Your goal
In the records below, find each line containing the word "ssid" and copy it.

(Extracted records)
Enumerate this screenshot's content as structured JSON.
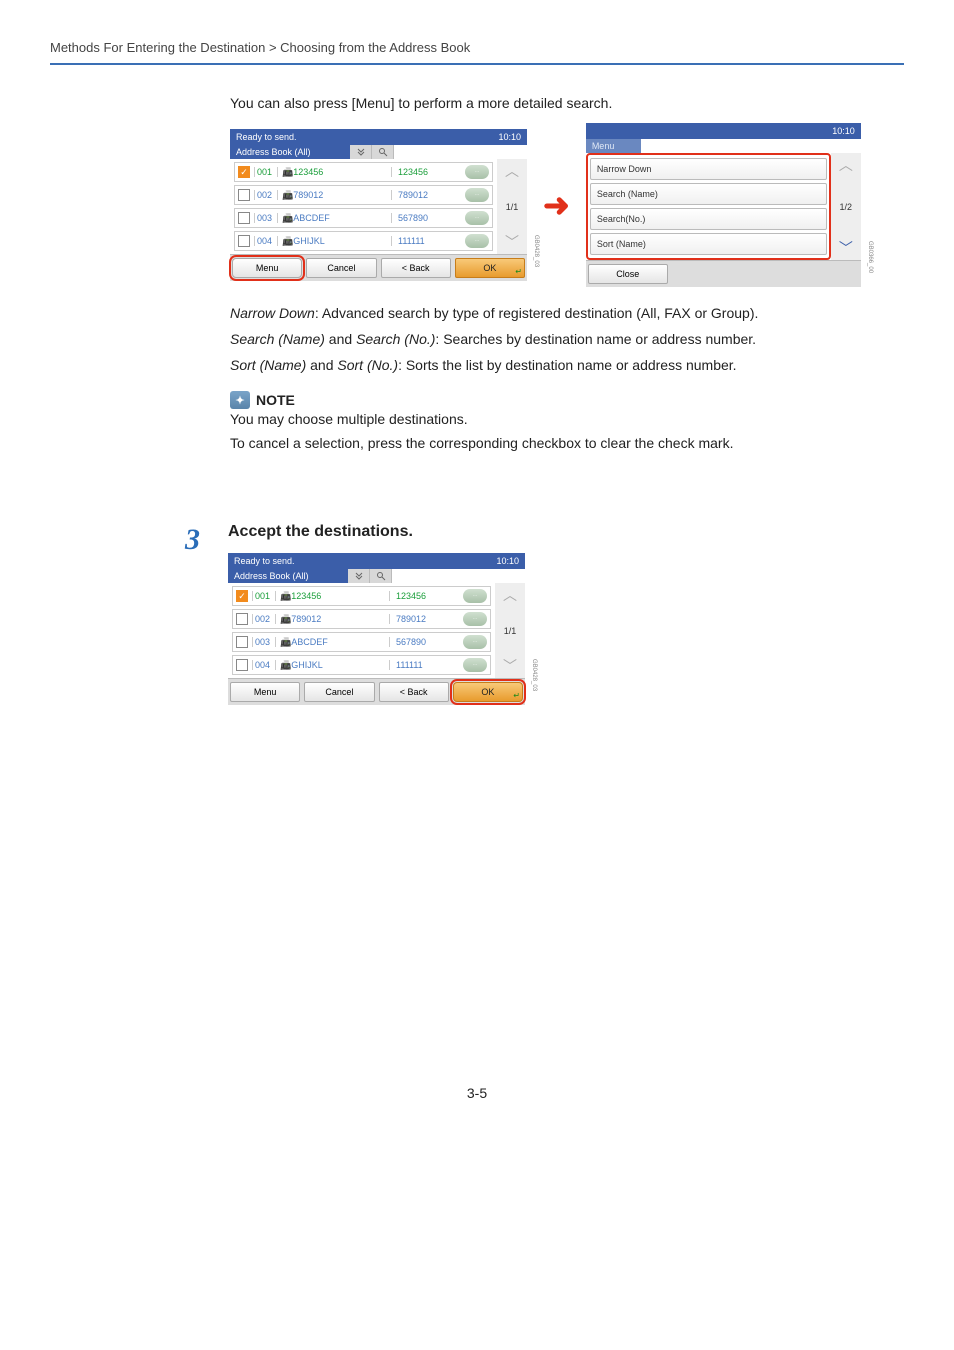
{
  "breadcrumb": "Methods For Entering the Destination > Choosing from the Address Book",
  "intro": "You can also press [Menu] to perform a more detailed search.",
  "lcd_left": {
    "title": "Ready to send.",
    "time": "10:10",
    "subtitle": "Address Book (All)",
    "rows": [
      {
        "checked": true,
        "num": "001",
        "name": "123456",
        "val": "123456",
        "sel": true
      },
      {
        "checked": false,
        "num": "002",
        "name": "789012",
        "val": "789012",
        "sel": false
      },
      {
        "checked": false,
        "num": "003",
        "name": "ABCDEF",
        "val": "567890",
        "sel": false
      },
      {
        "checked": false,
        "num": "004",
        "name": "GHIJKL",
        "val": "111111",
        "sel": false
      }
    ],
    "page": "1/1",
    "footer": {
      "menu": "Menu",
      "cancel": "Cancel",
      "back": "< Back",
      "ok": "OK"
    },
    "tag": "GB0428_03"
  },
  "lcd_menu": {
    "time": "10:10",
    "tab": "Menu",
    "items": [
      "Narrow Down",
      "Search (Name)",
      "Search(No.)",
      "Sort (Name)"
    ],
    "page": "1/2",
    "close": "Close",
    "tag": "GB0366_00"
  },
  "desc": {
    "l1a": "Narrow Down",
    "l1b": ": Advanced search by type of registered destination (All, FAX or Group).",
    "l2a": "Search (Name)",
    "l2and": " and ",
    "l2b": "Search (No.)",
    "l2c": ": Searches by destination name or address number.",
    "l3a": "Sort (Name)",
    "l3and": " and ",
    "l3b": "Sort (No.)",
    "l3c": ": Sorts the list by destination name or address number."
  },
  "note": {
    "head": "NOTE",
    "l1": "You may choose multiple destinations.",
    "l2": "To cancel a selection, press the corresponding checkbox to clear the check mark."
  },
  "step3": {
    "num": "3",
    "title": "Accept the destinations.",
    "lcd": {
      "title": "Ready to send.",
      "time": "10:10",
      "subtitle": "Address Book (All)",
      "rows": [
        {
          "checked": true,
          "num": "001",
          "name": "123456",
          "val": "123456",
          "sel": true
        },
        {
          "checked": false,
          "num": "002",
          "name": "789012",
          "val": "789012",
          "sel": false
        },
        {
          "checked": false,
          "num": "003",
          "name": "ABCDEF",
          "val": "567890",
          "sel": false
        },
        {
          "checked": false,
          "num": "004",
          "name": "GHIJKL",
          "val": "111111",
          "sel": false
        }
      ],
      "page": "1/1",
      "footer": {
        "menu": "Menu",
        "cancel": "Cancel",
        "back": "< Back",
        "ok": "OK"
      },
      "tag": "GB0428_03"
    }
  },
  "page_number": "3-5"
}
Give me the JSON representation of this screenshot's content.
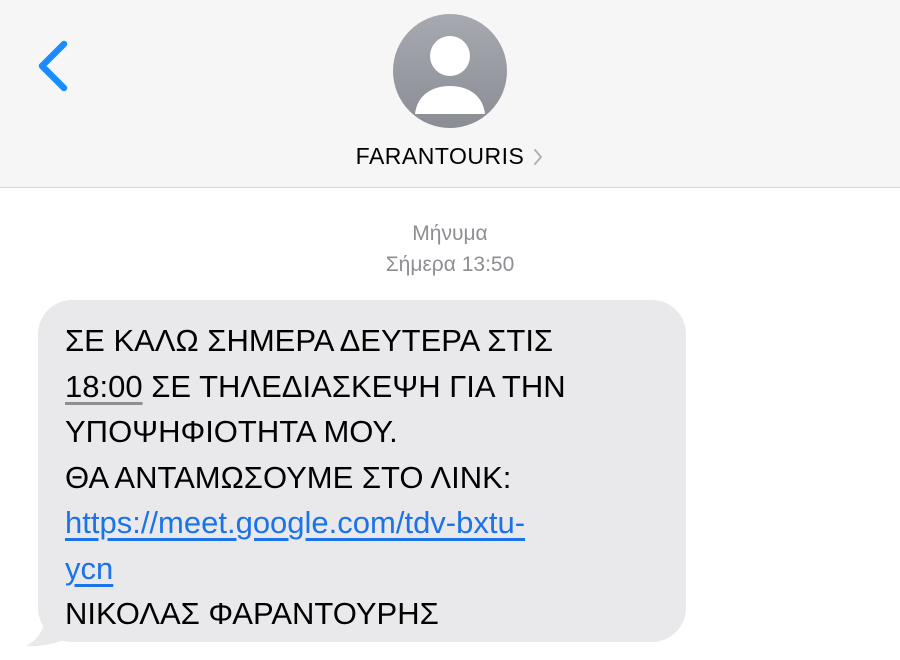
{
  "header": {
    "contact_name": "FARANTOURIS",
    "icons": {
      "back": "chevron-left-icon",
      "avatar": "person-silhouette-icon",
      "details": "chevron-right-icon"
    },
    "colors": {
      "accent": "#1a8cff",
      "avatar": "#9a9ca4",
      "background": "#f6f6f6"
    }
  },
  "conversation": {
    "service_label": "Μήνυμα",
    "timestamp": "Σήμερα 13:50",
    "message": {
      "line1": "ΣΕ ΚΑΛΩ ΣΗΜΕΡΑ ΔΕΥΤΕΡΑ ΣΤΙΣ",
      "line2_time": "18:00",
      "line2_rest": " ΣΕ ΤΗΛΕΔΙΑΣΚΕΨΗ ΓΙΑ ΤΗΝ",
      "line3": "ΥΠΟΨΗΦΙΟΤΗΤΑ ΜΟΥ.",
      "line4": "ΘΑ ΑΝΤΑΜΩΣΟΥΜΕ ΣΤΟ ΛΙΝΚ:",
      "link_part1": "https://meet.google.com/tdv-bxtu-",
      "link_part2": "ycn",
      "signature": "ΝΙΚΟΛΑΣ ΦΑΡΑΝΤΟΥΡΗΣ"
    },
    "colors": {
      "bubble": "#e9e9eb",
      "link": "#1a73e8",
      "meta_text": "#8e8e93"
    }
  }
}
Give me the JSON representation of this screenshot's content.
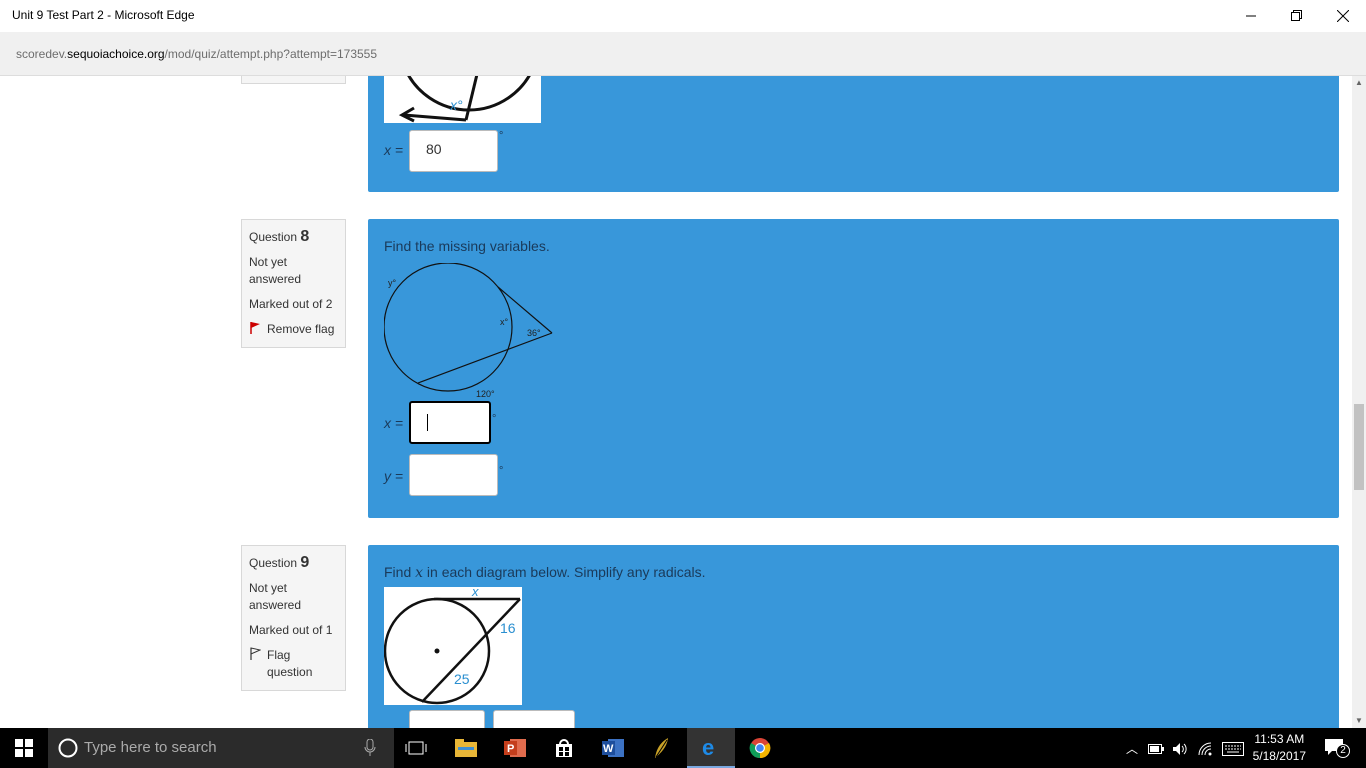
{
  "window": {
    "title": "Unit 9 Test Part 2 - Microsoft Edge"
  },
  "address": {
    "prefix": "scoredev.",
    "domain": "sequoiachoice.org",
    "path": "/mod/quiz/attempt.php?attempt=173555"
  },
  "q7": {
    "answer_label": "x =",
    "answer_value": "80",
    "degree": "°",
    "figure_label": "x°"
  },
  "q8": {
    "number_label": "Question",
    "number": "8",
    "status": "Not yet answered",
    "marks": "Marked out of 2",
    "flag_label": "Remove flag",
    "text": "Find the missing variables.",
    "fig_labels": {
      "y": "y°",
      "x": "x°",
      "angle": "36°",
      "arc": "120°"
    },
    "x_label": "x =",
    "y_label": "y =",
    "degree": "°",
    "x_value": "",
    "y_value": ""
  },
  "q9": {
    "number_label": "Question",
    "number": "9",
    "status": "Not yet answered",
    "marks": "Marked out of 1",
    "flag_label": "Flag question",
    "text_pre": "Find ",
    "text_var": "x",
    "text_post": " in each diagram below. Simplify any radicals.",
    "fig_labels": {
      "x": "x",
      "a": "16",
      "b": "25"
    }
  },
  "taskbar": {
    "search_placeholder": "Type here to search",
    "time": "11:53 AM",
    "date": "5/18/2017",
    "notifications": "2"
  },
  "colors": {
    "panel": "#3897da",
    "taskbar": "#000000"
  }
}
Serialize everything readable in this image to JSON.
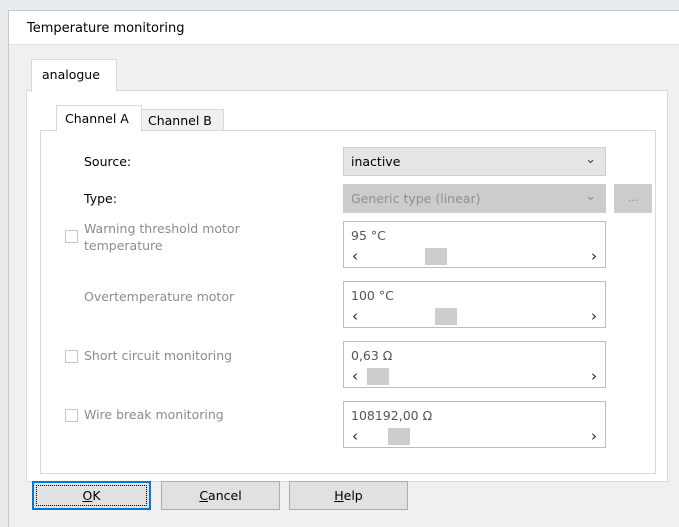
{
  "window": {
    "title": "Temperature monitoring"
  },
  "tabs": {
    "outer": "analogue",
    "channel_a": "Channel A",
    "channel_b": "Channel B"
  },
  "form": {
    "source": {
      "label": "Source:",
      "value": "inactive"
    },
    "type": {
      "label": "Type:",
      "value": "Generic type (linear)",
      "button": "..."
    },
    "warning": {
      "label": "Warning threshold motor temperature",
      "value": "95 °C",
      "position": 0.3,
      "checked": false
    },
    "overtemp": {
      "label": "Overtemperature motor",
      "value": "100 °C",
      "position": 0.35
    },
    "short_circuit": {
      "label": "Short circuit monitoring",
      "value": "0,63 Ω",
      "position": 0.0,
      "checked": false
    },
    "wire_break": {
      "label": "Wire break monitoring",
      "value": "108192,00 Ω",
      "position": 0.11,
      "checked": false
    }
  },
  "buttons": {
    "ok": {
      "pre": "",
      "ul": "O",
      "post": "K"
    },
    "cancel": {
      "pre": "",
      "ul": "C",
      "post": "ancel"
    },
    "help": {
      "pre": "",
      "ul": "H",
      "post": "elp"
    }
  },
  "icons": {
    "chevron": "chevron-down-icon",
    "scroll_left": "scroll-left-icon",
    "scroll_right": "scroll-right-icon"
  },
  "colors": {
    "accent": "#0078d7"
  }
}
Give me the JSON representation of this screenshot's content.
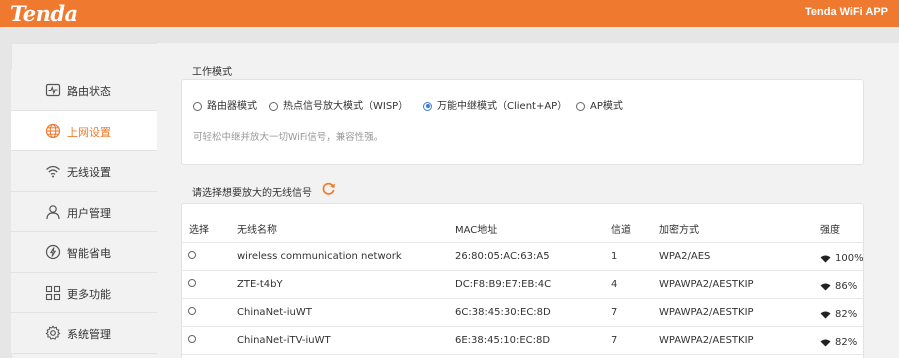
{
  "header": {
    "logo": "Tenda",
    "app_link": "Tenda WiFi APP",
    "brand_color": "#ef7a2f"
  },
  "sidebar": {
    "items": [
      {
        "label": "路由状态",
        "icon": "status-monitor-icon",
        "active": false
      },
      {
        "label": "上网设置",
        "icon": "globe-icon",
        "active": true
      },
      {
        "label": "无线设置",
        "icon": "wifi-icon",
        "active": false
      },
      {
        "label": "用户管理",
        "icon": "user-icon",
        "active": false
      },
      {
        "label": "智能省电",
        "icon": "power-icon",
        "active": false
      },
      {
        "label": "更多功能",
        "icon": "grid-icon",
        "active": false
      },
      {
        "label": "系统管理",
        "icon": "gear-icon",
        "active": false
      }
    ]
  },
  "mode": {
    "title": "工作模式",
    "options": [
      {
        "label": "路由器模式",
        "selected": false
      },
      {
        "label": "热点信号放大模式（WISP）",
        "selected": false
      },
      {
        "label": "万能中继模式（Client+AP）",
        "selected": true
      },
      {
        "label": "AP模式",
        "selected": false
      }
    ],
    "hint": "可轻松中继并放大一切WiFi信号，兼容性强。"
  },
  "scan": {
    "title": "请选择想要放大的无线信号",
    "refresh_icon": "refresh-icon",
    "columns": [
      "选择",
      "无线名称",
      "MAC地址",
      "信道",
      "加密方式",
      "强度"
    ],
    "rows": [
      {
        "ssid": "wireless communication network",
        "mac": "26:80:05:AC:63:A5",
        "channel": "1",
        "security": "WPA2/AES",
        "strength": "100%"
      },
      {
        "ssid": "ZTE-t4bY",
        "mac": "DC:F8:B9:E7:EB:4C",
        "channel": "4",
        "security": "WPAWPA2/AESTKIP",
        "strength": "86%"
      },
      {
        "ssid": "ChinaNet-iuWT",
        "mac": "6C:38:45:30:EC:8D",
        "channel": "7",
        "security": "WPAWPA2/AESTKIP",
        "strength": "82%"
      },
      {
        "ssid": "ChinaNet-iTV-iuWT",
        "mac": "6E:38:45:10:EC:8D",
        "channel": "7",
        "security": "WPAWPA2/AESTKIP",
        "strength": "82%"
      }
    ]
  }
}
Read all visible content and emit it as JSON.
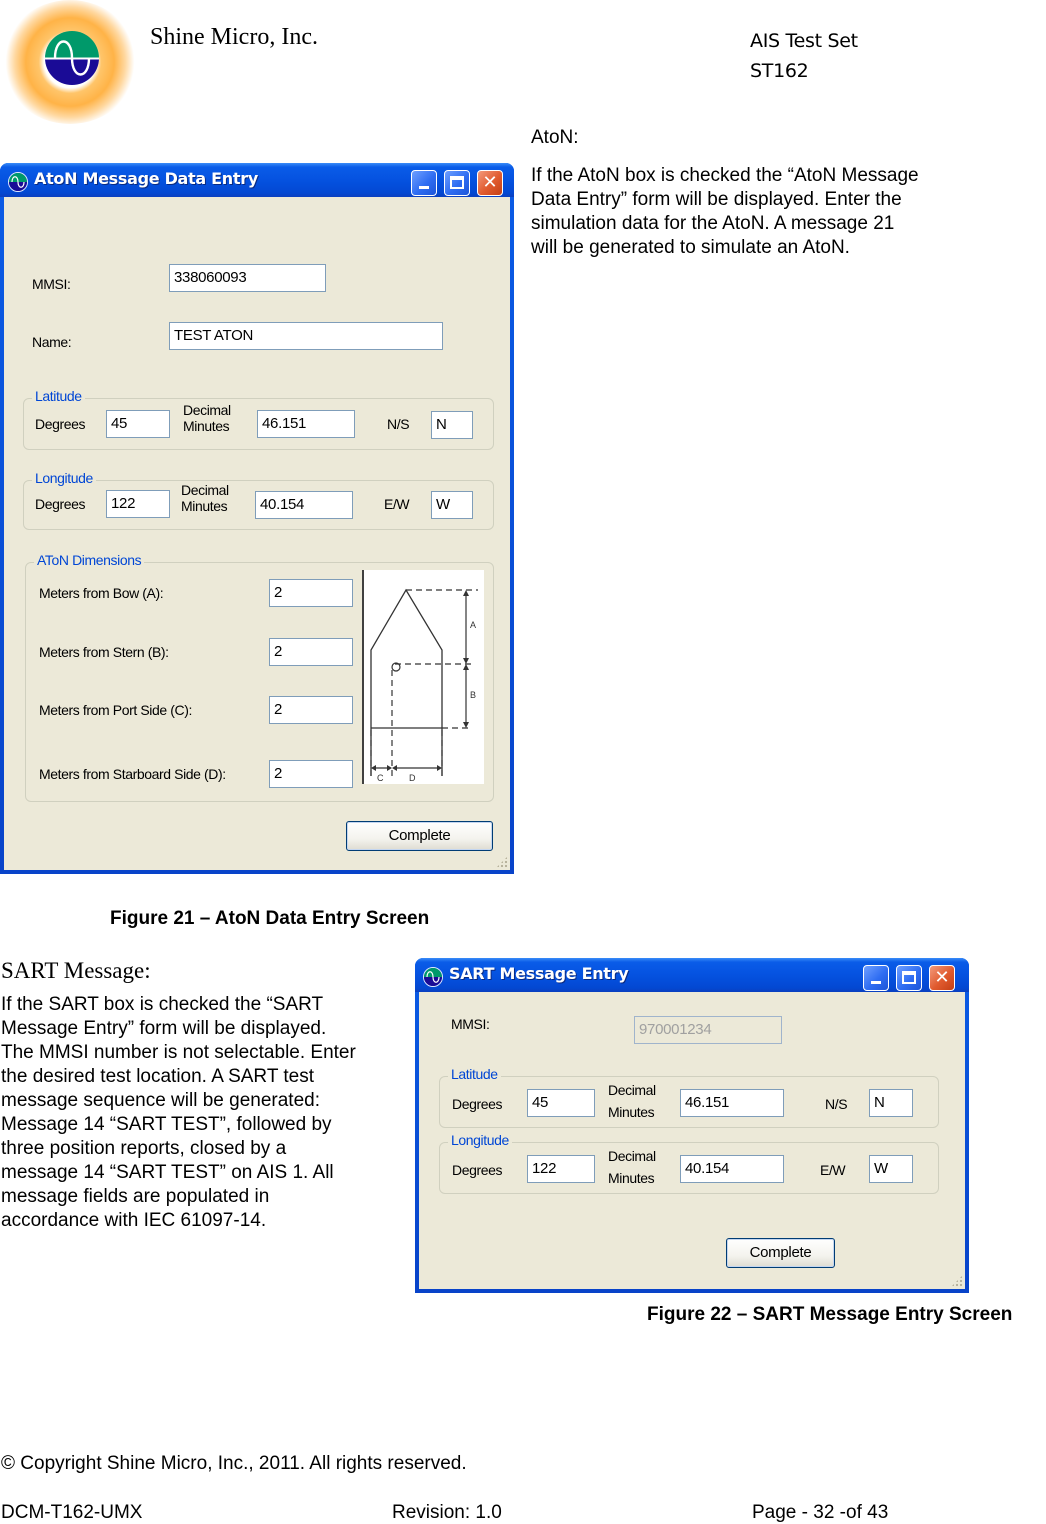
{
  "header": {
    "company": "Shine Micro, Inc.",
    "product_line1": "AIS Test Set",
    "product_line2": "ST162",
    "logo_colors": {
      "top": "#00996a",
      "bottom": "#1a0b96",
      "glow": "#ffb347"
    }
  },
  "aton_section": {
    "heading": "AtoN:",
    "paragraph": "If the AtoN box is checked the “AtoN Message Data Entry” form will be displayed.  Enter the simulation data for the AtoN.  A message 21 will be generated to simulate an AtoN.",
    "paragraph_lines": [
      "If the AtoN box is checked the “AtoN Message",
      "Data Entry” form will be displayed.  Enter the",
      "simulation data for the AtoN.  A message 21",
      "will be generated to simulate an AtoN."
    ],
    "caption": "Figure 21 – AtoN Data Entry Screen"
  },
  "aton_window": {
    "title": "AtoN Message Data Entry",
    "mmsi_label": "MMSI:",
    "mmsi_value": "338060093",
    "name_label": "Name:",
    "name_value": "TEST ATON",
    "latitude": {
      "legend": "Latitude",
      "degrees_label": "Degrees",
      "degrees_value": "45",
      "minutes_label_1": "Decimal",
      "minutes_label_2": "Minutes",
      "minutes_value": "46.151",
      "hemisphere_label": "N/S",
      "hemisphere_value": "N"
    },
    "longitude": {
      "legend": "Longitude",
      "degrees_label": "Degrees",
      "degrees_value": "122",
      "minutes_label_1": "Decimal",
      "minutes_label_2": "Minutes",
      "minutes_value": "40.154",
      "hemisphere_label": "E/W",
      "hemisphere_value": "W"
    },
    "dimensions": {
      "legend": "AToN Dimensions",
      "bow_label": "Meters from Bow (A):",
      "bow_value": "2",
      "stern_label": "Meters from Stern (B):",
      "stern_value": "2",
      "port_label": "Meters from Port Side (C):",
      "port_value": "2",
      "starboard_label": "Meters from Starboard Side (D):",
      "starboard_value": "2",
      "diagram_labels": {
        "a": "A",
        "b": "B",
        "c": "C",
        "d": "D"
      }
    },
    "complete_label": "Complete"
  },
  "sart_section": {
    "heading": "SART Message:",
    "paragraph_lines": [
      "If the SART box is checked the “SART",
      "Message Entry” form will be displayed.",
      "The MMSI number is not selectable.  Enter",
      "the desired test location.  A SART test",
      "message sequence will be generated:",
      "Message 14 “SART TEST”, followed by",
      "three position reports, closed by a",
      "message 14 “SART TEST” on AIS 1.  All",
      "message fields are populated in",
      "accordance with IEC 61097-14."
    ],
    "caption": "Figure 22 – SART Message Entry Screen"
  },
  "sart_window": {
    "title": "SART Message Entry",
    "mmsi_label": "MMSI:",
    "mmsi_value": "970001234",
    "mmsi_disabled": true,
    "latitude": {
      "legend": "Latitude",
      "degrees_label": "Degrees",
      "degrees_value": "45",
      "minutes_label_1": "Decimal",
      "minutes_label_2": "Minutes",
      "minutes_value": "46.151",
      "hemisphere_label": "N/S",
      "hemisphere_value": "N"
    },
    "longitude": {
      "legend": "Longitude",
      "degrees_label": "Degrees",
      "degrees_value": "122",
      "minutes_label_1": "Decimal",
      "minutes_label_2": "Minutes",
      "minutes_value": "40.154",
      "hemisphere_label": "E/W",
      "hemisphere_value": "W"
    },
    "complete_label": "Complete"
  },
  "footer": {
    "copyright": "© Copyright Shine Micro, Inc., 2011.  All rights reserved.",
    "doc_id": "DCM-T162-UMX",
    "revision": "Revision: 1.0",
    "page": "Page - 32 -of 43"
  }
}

Solved problem
        "ssid": "wireless communication network",
        "ssid": "ZTE-t4bY",
        "ssid": "ChinaNet-iuWT",
        "ssid": "ChinaNet-iTV-iuWT",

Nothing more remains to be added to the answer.